◆ PROBLEM TO WORK ON
The records below must be transcribed exactly. Do not include the pictures.

◆ RECORD EXTRACTS
"""

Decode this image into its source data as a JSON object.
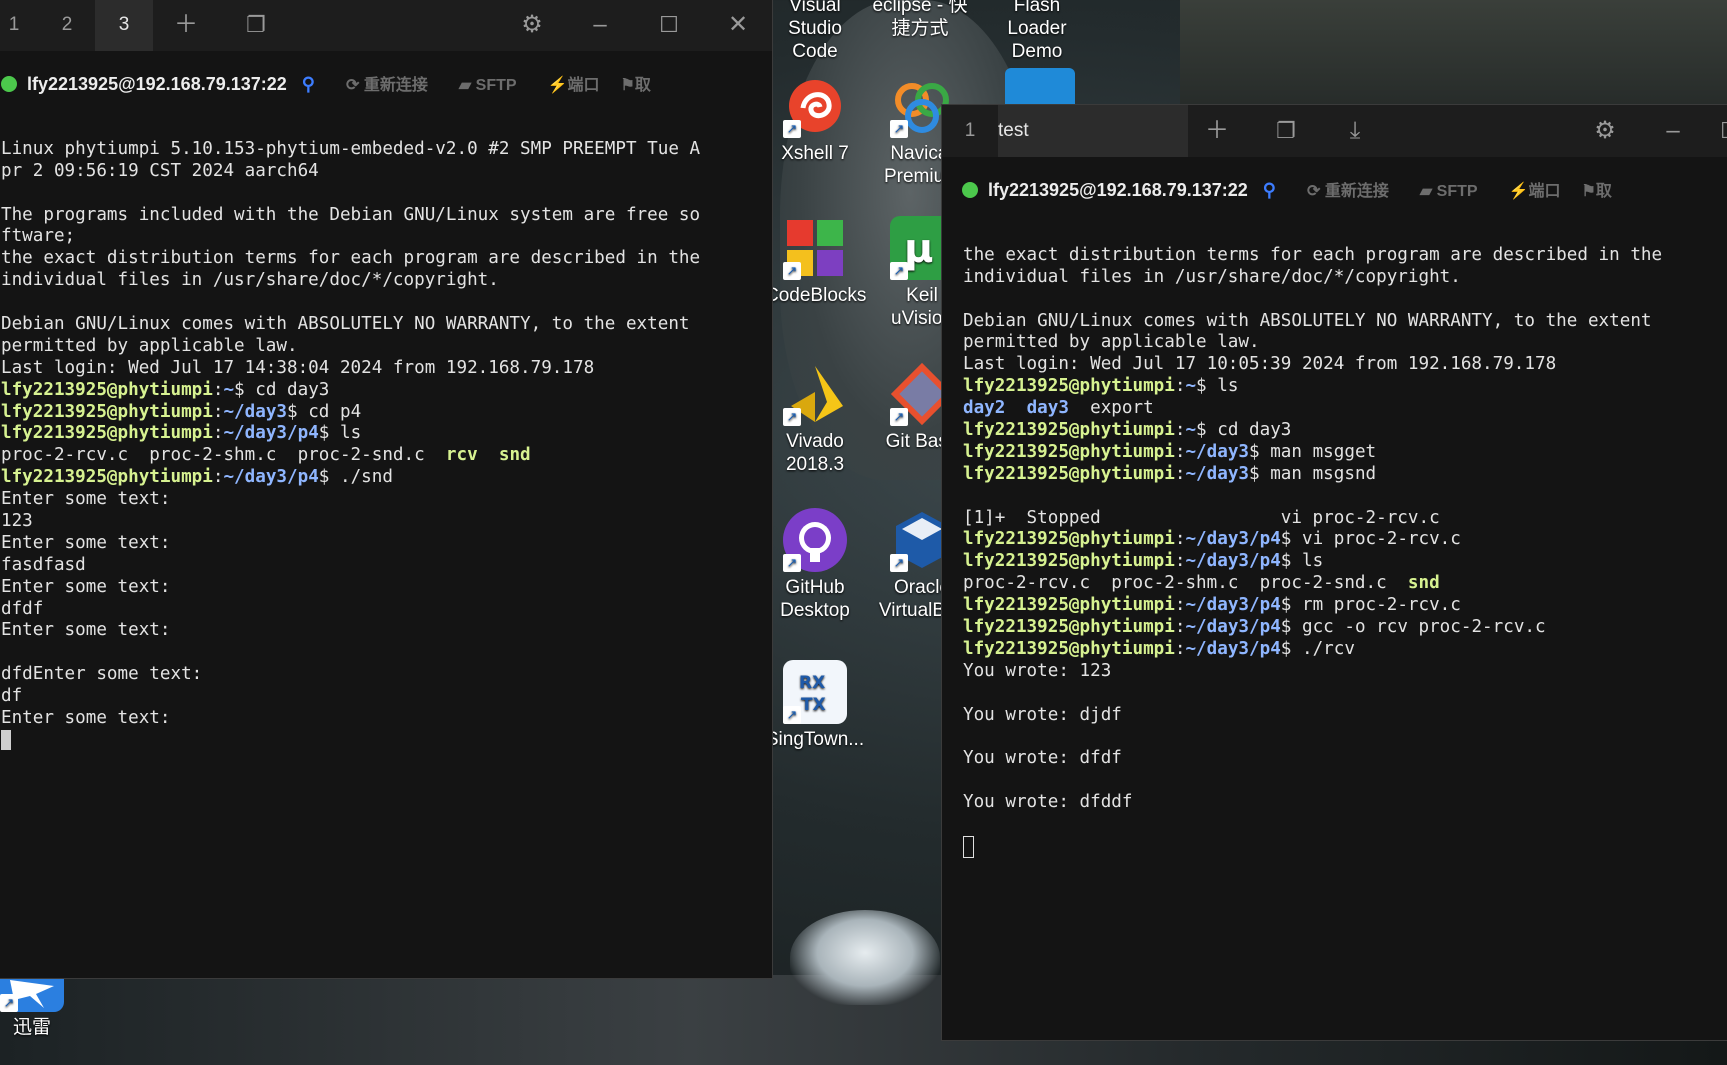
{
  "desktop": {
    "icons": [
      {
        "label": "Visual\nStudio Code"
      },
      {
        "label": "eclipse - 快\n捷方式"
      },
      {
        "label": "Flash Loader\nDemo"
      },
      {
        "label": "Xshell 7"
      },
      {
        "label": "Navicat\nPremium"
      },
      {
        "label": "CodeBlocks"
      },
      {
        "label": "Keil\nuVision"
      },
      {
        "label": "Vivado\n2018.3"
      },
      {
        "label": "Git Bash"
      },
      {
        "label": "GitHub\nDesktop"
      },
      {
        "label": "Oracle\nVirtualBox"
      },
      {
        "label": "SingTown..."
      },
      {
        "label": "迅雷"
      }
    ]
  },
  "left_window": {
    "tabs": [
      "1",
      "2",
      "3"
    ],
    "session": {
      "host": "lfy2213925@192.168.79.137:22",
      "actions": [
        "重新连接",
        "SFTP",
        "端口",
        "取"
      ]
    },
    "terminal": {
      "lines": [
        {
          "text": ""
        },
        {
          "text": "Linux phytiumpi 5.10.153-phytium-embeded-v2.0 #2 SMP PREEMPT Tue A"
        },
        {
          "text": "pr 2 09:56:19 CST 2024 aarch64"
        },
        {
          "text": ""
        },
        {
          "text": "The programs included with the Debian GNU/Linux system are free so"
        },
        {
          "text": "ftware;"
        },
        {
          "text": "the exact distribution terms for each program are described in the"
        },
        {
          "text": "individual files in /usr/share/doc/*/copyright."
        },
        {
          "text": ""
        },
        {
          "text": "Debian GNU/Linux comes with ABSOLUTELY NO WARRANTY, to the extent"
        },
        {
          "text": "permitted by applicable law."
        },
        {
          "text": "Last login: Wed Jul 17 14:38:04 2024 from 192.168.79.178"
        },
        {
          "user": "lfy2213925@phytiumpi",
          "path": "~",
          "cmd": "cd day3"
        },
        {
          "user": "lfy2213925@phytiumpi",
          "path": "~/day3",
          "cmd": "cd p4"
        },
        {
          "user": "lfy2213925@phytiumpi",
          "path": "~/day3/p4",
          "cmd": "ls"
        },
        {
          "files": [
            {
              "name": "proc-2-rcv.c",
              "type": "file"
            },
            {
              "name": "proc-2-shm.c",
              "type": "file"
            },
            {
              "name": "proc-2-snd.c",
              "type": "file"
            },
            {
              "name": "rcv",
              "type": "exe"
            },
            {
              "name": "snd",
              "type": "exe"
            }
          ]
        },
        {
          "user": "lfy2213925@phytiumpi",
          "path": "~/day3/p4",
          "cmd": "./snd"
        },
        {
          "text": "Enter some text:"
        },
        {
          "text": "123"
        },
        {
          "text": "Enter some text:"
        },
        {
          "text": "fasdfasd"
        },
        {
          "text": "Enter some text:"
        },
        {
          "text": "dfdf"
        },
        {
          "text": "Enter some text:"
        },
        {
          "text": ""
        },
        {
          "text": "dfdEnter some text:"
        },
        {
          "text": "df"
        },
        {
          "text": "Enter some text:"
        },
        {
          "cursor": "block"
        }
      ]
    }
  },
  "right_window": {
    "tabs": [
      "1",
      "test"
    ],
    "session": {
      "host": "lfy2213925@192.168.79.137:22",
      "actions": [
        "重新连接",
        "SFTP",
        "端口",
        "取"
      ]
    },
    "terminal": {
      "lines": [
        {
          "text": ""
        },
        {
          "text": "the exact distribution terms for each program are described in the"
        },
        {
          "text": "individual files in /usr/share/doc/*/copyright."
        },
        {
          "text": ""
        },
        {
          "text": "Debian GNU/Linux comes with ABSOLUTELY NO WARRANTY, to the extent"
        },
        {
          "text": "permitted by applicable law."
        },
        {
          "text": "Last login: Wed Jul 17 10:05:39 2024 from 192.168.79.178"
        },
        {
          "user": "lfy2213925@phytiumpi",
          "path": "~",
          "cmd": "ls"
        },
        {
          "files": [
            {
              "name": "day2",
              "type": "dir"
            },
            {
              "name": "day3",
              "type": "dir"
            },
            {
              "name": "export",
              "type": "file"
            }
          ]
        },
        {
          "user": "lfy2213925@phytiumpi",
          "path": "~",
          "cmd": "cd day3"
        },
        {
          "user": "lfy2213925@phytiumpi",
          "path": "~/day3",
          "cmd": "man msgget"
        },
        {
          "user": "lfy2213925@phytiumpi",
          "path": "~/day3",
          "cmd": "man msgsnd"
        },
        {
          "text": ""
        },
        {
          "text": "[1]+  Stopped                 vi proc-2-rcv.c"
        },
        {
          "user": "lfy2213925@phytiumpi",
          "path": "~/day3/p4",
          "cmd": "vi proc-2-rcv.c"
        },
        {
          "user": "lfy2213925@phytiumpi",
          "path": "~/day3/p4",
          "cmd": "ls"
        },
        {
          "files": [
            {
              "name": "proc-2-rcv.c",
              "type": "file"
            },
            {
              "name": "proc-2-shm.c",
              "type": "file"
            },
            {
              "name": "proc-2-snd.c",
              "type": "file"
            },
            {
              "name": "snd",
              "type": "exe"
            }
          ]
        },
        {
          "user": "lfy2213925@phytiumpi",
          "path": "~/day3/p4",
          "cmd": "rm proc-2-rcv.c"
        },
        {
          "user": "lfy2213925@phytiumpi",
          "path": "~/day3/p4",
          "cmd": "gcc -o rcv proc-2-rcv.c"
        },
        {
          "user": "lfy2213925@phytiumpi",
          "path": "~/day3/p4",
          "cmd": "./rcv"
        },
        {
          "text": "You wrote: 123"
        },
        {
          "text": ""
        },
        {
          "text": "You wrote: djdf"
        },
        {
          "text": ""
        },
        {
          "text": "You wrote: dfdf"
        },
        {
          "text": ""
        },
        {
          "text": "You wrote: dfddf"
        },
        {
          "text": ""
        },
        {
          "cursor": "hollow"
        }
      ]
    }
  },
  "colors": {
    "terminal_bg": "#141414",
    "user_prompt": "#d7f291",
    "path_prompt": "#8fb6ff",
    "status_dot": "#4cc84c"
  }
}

"""

◆ PROBLEM SOLUTION
Decode this image into its source data as a JSON object.
{
  "desktop": {
    "icons": [
      {
        "label": "Visual\nStudio Code"
      },
      {
        "label": "eclipse - 快\n捷方式"
      },
      {
        "label": "Flash Loader\nDemo"
      },
      {
        "label": "Xshell 7"
      },
      {
        "label": "Navicat\nPremium"
      },
      {
        "label": "CodeBlocks"
      },
      {
        "label": "Keil\nuVision"
      },
      {
        "label": "Vivado\n2018.3"
      },
      {
        "label": "Git Bash"
      },
      {
        "label": "GitHub\nDesktop"
      },
      {
        "label": "Oracle\nVirtualBox"
      },
      {
        "label": "SingTown..."
      },
      {
        "label": "迅雷"
      }
    ]
  },
  "left_window": {
    "tabs": [
      "1",
      "2",
      "3"
    ],
    "session": {
      "host": "lfy2213925@192.168.79.137:22",
      "actions": [
        "重新连接",
        "SFTP",
        "端口",
        "取"
      ]
    },
    "terminal": {
      "lines": [
        {
          "text": ""
        },
        {
          "text": "Linux phytiumpi 5.10.153-phytium-embeded-v2.0 #2 SMP PREEMPT Tue A"
        },
        {
          "text": "pr 2 09:56:19 CST 2024 aarch64"
        },
        {
          "text": ""
        },
        {
          "text": "The programs included with the Debian GNU/Linux system are free so"
        },
        {
          "text": "ftware;"
        },
        {
          "text": "the exact distribution terms for each program are described in the"
        },
        {
          "text": "individual files in /usr/share/doc/*/copyright."
        },
        {
          "text": ""
        },
        {
          "text": "Debian GNU/Linux comes with ABSOLUTELY NO WARRANTY, to the extent"
        },
        {
          "text": "permitted by applicable law."
        },
        {
          "text": "Last login: Wed Jul 17 14:38:04 2024 from 192.168.79.178"
        },
        {
          "user": "lfy2213925@phytiumpi",
          "path": "~",
          "cmd": "cd day3"
        },
        {
          "user": "lfy2213925@phytiumpi",
          "path": "~/day3",
          "cmd": "cd p4"
        },
        {
          "user": "lfy2213925@phytiumpi",
          "path": "~/day3/p4",
          "cmd": "ls"
        },
        {
          "files": [
            {
              "name": "proc-2-rcv.c",
              "type": "file"
            },
            {
              "name": "proc-2-shm.c",
              "type": "file"
            },
            {
              "name": "proc-2-snd.c",
              "type": "file"
            },
            {
              "name": "rcv",
              "type": "exe"
            },
            {
              "name": "snd",
              "type": "exe"
            }
          ]
        },
        {
          "user": "lfy2213925@phytiumpi",
          "path": "~/day3/p4",
          "cmd": "./snd"
        },
        {
          "text": "Enter some text:"
        },
        {
          "text": "123"
        },
        {
          "text": "Enter some text:"
        },
        {
          "text": "fasdfasd"
        },
        {
          "text": "Enter some text:"
        },
        {
          "text": "dfdf"
        },
        {
          "text": "Enter some text:"
        },
        {
          "text": ""
        },
        {
          "text": "dfdEnter some text:"
        },
        {
          "text": "df"
        },
        {
          "text": "Enter some text:"
        },
        {
          "cursor": "block"
        }
      ]
    }
  },
  "right_window": {
    "tabs": [
      "1",
      "test"
    ],
    "session": {
      "host": "lfy2213925@192.168.79.137:22",
      "actions": [
        "重新连接",
        "SFTP",
        "端口",
        "取"
      ]
    },
    "terminal": {
      "lines": [
        {
          "text": ""
        },
        {
          "text": "the exact distribution terms for each program are described in the"
        },
        {
          "text": "individual files in /usr/share/doc/*/copyright."
        },
        {
          "text": ""
        },
        {
          "text": "Debian GNU/Linux comes with ABSOLUTELY NO WARRANTY, to the extent"
        },
        {
          "text": "permitted by applicable law."
        },
        {
          "text": "Last login: Wed Jul 17 10:05:39 2024 from 192.168.79.178"
        },
        {
          "user": "lfy2213925@phytiumpi",
          "path": "~",
          "cmd": "ls"
        },
        {
          "files": [
            {
              "name": "day2",
              "type": "dir"
            },
            {
              "name": "day3",
              "type": "dir"
            },
            {
              "name": "export",
              "type": "file"
            }
          ]
        },
        {
          "user": "lfy2213925@phytiumpi",
          "path": "~",
          "cmd": "cd day3"
        },
        {
          "user": "lfy2213925@phytiumpi",
          "path": "~/day3",
          "cmd": "man msgget"
        },
        {
          "user": "lfy2213925@phytiumpi",
          "path": "~/day3",
          "cmd": "man msgsnd"
        },
        {
          "text": ""
        },
        {
          "text": "[1]+  Stopped                 vi proc-2-rcv.c"
        },
        {
          "user": "lfy2213925@phytiumpi",
          "path": "~/day3/p4",
          "cmd": "vi proc-2-rcv.c"
        },
        {
          "user": "lfy2213925@phytiumpi",
          "path": "~/day3/p4",
          "cmd": "ls"
        },
        {
          "files": [
            {
              "name": "proc-2-rcv.c",
              "type": "file"
            },
            {
              "name": "proc-2-shm.c",
              "type": "file"
            },
            {
              "name": "proc-2-snd.c",
              "type": "file"
            },
            {
              "name": "snd",
              "type": "exe"
            }
          ]
        },
        {
          "user": "lfy2213925@phytiumpi",
          "path": "~/day3/p4",
          "cmd": "rm proc-2-rcv.c"
        },
        {
          "user": "lfy2213925@phytiumpi",
          "path": "~/day3/p4",
          "cmd": "gcc -o rcv proc-2-rcv.c"
        },
        {
          "user": "lfy2213925@phytiumpi",
          "path": "~/day3/p4",
          "cmd": "./rcv"
        },
        {
          "text": "You wrote: 123"
        },
        {
          "text": ""
        },
        {
          "text": "You wrote: djdf"
        },
        {
          "text": ""
        },
        {
          "text": "You wrote: dfdf"
        },
        {
          "text": ""
        },
        {
          "text": "You wrote: dfddf"
        },
        {
          "text": ""
        },
        {
          "cursor": "hollow"
        }
      ]
    }
  },
  "colors": {
    "terminal_bg": "#141414",
    "user_prompt": "#d7f291",
    "path_prompt": "#8fb6ff",
    "status_dot": "#4cc84c"
  }
}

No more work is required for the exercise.